▸ Aim of the task: Repeat each line of the material below exactly as it appears, minus any pictures.

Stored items
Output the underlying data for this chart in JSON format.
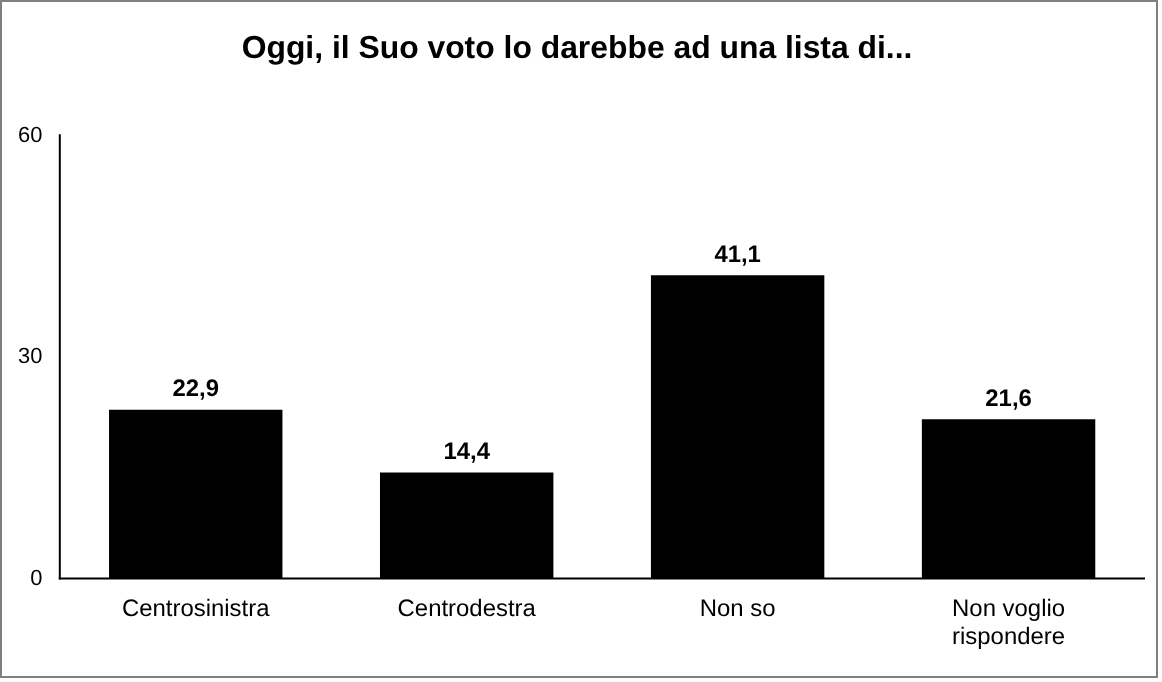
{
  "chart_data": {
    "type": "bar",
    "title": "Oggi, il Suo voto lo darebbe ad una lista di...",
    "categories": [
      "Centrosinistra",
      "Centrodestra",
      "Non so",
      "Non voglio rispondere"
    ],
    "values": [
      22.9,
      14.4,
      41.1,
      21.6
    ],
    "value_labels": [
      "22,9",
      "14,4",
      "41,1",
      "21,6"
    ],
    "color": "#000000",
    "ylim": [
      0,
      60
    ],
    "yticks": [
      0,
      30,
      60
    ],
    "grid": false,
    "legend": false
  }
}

▸ Reply:
Output the underlying data for this chart in JSON format.
{
  "chart_data": {
    "type": "bar",
    "title": "Oggi, il Suo voto lo darebbe ad una lista di...",
    "categories": [
      "Centrosinistra",
      "Centrodestra",
      "Non so",
      "Non voglio rispondere"
    ],
    "values": [
      22.9,
      14.4,
      41.1,
      21.6
    ],
    "value_labels": [
      "22,9",
      "14,4",
      "41,1",
      "21,6"
    ],
    "color": "#000000",
    "ylim": [
      0,
      60
    ],
    "yticks": [
      0,
      30,
      60
    ],
    "grid": false,
    "legend": false
  }
}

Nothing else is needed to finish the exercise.